> Instructions to follow:
Output the data that follows exactly, line for line.

> Material for the task:

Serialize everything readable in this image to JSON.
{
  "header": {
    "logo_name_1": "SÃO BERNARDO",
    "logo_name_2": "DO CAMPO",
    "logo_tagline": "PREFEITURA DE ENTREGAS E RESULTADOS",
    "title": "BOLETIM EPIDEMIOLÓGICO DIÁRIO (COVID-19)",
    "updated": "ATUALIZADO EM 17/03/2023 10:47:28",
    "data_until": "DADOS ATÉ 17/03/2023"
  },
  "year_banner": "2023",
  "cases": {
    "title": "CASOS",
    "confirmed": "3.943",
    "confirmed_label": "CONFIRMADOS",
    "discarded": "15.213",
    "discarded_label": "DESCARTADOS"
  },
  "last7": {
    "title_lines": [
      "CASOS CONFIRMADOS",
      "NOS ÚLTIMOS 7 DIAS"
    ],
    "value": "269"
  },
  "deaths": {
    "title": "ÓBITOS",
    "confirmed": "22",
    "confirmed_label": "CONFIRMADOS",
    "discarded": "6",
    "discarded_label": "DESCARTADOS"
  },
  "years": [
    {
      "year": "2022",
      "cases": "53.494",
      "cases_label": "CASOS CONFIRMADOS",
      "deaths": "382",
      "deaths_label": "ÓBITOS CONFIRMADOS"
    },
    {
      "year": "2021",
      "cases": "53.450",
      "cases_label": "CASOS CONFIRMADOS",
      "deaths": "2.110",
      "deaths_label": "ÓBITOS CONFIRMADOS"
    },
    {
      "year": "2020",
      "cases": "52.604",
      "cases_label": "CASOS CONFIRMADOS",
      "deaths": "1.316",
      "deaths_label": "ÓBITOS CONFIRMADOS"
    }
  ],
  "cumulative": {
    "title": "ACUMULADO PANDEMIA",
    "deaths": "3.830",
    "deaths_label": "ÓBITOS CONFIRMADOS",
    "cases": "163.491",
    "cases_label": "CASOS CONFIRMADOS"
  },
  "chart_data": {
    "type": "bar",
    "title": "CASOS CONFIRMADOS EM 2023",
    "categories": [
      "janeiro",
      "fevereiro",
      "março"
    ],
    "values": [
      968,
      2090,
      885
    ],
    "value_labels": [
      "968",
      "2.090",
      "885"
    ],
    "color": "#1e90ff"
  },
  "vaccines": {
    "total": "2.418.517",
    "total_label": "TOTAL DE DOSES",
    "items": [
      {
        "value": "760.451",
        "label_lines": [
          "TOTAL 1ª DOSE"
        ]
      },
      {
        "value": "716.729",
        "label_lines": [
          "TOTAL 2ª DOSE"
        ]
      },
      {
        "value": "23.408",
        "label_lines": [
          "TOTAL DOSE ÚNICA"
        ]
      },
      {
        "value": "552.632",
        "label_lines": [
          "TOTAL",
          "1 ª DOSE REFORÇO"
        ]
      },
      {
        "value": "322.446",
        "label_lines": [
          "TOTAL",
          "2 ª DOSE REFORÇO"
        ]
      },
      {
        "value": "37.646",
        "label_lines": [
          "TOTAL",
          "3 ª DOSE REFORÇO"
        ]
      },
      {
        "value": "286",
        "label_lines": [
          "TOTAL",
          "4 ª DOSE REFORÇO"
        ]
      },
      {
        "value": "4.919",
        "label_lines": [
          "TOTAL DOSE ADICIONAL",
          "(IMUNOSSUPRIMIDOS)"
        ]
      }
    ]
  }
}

> Full response:
Serialize everything readable in this image to JSON.
{
  "header": {
    "logo_name_1": "SÃO BERNARDO",
    "logo_name_2": "DO CAMPO",
    "logo_tagline": "PREFEITURA DE ENTREGAS E RESULTADOS",
    "title": "BOLETIM EPIDEMIOLÓGICO DIÁRIO (COVID-19)",
    "updated": "ATUALIZADO EM 17/03/2023 10:47:28",
    "data_until": "DADOS ATÉ 17/03/2023"
  },
  "year_banner": "2023",
  "cases": {
    "title": "CASOS",
    "confirmed": "3.943",
    "confirmed_label": "CONFIRMADOS",
    "discarded": "15.213",
    "discarded_label": "DESCARTADOS"
  },
  "last7": {
    "title_lines": [
      "CASOS CONFIRMADOS",
      "NOS ÚLTIMOS 7 DIAS"
    ],
    "value": "269"
  },
  "deaths": {
    "title": "ÓBITOS",
    "confirmed": "22",
    "confirmed_label": "CONFIRMADOS",
    "discarded": "6",
    "discarded_label": "DESCARTADOS"
  },
  "years": [
    {
      "year": "2022",
      "cases": "53.494",
      "cases_label": "CASOS CONFIRMADOS",
      "deaths": "382",
      "deaths_label": "ÓBITOS CONFIRMADOS"
    },
    {
      "year": "2021",
      "cases": "53.450",
      "cases_label": "CASOS CONFIRMADOS",
      "deaths": "2.110",
      "deaths_label": "ÓBITOS CONFIRMADOS"
    },
    {
      "year": "2020",
      "cases": "52.604",
      "cases_label": "CASOS CONFIRMADOS",
      "deaths": "1.316",
      "deaths_label": "ÓBITOS CONFIRMADOS"
    }
  ],
  "cumulative": {
    "title": "ACUMULADO PANDEMIA",
    "deaths": "3.830",
    "deaths_label": "ÓBITOS CONFIRMADOS",
    "cases": "163.491",
    "cases_label": "CASOS CONFIRMADOS"
  },
  "chart_data": {
    "type": "bar",
    "title": "CASOS CONFIRMADOS EM 2023",
    "categories": [
      "janeiro",
      "fevereiro",
      "março"
    ],
    "values": [
      968,
      2090,
      885
    ],
    "value_labels": [
      "968",
      "2.090",
      "885"
    ],
    "color": "#1e90ff"
  },
  "vaccines": {
    "total": "2.418.517",
    "total_label": "TOTAL DE DOSES",
    "items": [
      {
        "value": "760.451",
        "label_lines": [
          "TOTAL 1ª DOSE"
        ]
      },
      {
        "value": "716.729",
        "label_lines": [
          "TOTAL 2ª DOSE"
        ]
      },
      {
        "value": "23.408",
        "label_lines": [
          "TOTAL DOSE ÚNICA"
        ]
      },
      {
        "value": "552.632",
        "label_lines": [
          "TOTAL",
          "1 ª DOSE REFORÇO"
        ]
      },
      {
        "value": "322.446",
        "label_lines": [
          "TOTAL",
          "2 ª DOSE REFORÇO"
        ]
      },
      {
        "value": "37.646",
        "label_lines": [
          "TOTAL",
          "3 ª DOSE REFORÇO"
        ]
      },
      {
        "value": "286",
        "label_lines": [
          "TOTAL",
          "4 ª DOSE REFORÇO"
        ]
      },
      {
        "value": "4.919",
        "label_lines": [
          "TOTAL DOSE ADICIONAL",
          "(IMUNOSSUPRIMIDOS)"
        ]
      }
    ]
  }
}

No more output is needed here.